TASK INSTRUCTIONS -
Will you write out, word for word, every line from the one with "Decode this image" to the final line of the data below, with the pictures left out?

[Dataset excerpt]
<<<<

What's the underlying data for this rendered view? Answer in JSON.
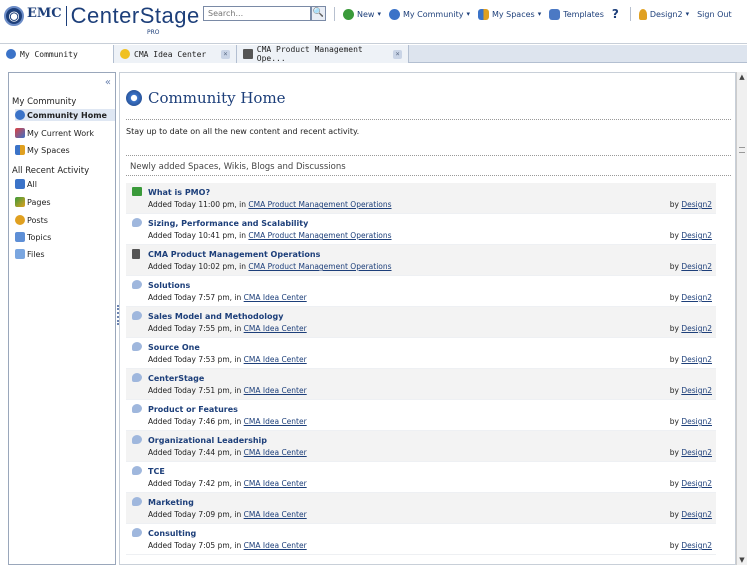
{
  "header": {
    "brand": "EMC",
    "product": "CenterStage",
    "edition": "PRO",
    "search_placeholder": "Search...",
    "search_button": "🔍",
    "nav": {
      "new": "New",
      "my_community": "My Community",
      "my_spaces": "My Spaces",
      "templates": "Templates",
      "help": "?",
      "user": "Design2",
      "sign_out": "Sign Out"
    }
  },
  "tabs": [
    {
      "label": "My Community"
    },
    {
      "label": "CMA Idea Center",
      "close": "×"
    },
    {
      "label": "CMA Product Management Ope...",
      "close": "×"
    }
  ],
  "sidebar": {
    "collapse": "«",
    "heading1": "My Community",
    "items1": [
      {
        "label": "Community Home"
      },
      {
        "label": "My Current Work"
      },
      {
        "label": "My Spaces"
      }
    ],
    "heading2": "All Recent Activity",
    "items2": [
      {
        "label": "All"
      },
      {
        "label": "Pages"
      },
      {
        "label": "Posts"
      },
      {
        "label": "Topics"
      },
      {
        "label": "Files"
      }
    ]
  },
  "main": {
    "title": "Community Home",
    "intro": "Stay up to date on all the new content and recent activity.",
    "section_title": "Newly added Spaces, Wikis, Blogs and Discussions",
    "rows": [
      {
        "title": "What is PMO?",
        "added": "Added Today 11:00 pm, in",
        "location": "CMA Product Management Operations",
        "by": "by",
        "author": "Design2"
      },
      {
        "title": "Sizing, Performance and Scalability",
        "added": "Added Today 10:41 pm, in",
        "location": "CMA Product Management Operations",
        "by": "by",
        "author": "Design2"
      },
      {
        "title": "CMA Product Management Operations",
        "added": "Added Today 10:02 pm, in",
        "location": "CMA Product Management Operations",
        "by": "by",
        "author": "Design2"
      },
      {
        "title": "Solutions",
        "added": "Added Today 7:57 pm, in",
        "location": "CMA Idea Center",
        "by": "by",
        "author": "Design2"
      },
      {
        "title": "Sales Model and Methodology",
        "added": "Added Today 7:55 pm, in",
        "location": "CMA Idea Center",
        "by": "by",
        "author": "Design2"
      },
      {
        "title": "Source One",
        "added": "Added Today 7:53 pm, in",
        "location": "CMA Idea Center",
        "by": "by",
        "author": "Design2"
      },
      {
        "title": "CenterStage",
        "added": "Added Today 7:51 pm, in",
        "location": "CMA Idea Center",
        "by": "by",
        "author": "Design2"
      },
      {
        "title": "Product or Features",
        "added": "Added Today 7:46 pm, in",
        "location": "CMA Idea Center",
        "by": "by",
        "author": "Design2"
      },
      {
        "title": "Organizational Leadership",
        "added": "Added Today 7:44 pm, in",
        "location": "CMA Idea Center",
        "by": "by",
        "author": "Design2"
      },
      {
        "title": "TCE",
        "added": "Added Today 7:42 pm, in",
        "location": "CMA Idea Center",
        "by": "by",
        "author": "Design2"
      },
      {
        "title": "Marketing",
        "added": "Added Today 7:09 pm, in",
        "location": "CMA Idea Center",
        "by": "by",
        "author": "Design2"
      },
      {
        "title": "Consulting",
        "added": "Added Today 7:05 pm, in",
        "location": "CMA Idea Center",
        "by": "by",
        "author": "Design2"
      }
    ]
  },
  "scrollbar": {
    "up": "▲",
    "down": "▼"
  }
}
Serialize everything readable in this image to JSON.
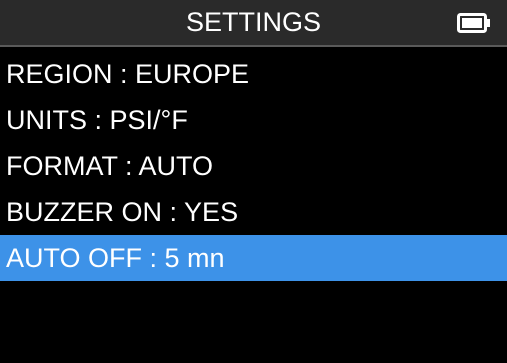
{
  "header": {
    "title": "SETTINGS",
    "battery_icon": "battery-full-icon"
  },
  "menu": {
    "items": [
      {
        "label": "REGION",
        "separator": " : ",
        "value": "EUROPE",
        "selected": false
      },
      {
        "label": "UNITS",
        "separator": " : ",
        "value": "PSI/°F",
        "selected": false
      },
      {
        "label": "FORMAT",
        "separator": " : ",
        "value": "AUTO",
        "selected": false
      },
      {
        "label": "BUZZER ON",
        "separator": " : ",
        "value": "YES",
        "selected": false
      },
      {
        "label": "AUTO OFF",
        "separator": " : ",
        "value": "5 mn",
        "selected": true
      }
    ]
  },
  "colors": {
    "background": "#000000",
    "header_background": "#2a2a2a",
    "selection": "#3d92e8",
    "text": "#ffffff"
  }
}
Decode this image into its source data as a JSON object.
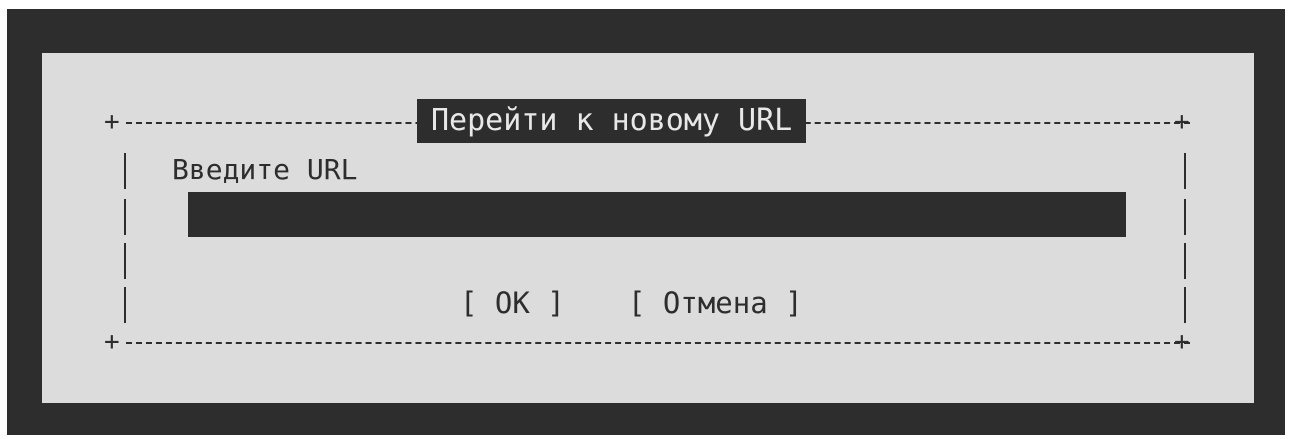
{
  "dialog": {
    "title": "Перейти к новому URL",
    "prompt_label": "Введите URL",
    "url_value": "",
    "ok_button": "[ OK ]",
    "cancel_button": "[ Отмена ]"
  },
  "theme": {
    "background": "#2d2d2d",
    "dialog_background": "#dcdcdc",
    "text": "#2d2d2d"
  }
}
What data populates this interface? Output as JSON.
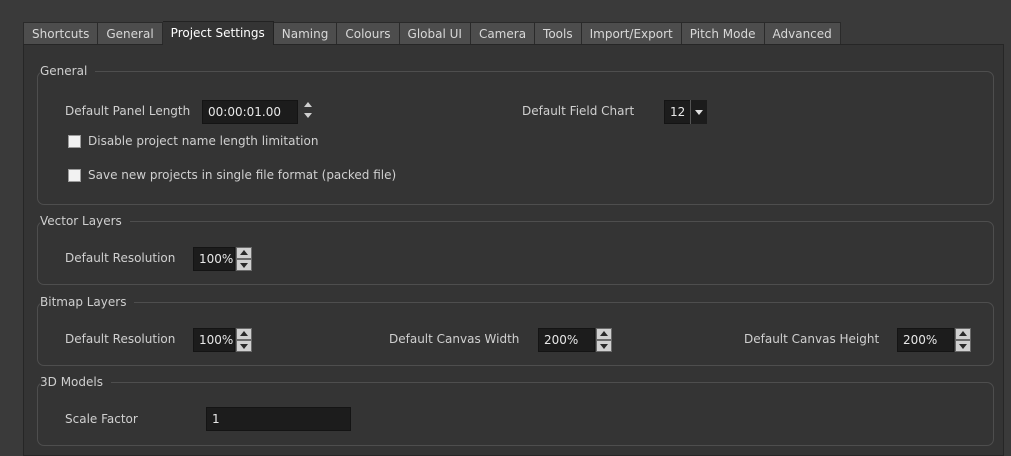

>>>>

OUTPUT FOR THIS TASK -
Decode this image into its source data as a JSON object.
{
  "dialog": {
    "title": "Перейти к новому URL",
    "prompt_label": "Введите URL",
    "url_value": "",
    "ok_button": "[ OK ]",
    "cancel_button": "[ Отмена ]"
  },
  "theme": {
    "background": "#2d2d2d",
    "dialog_background": "#dcdcdc",
    "text": "#2d2d2d"
  }
}
What data populates this interface? Output as JSON.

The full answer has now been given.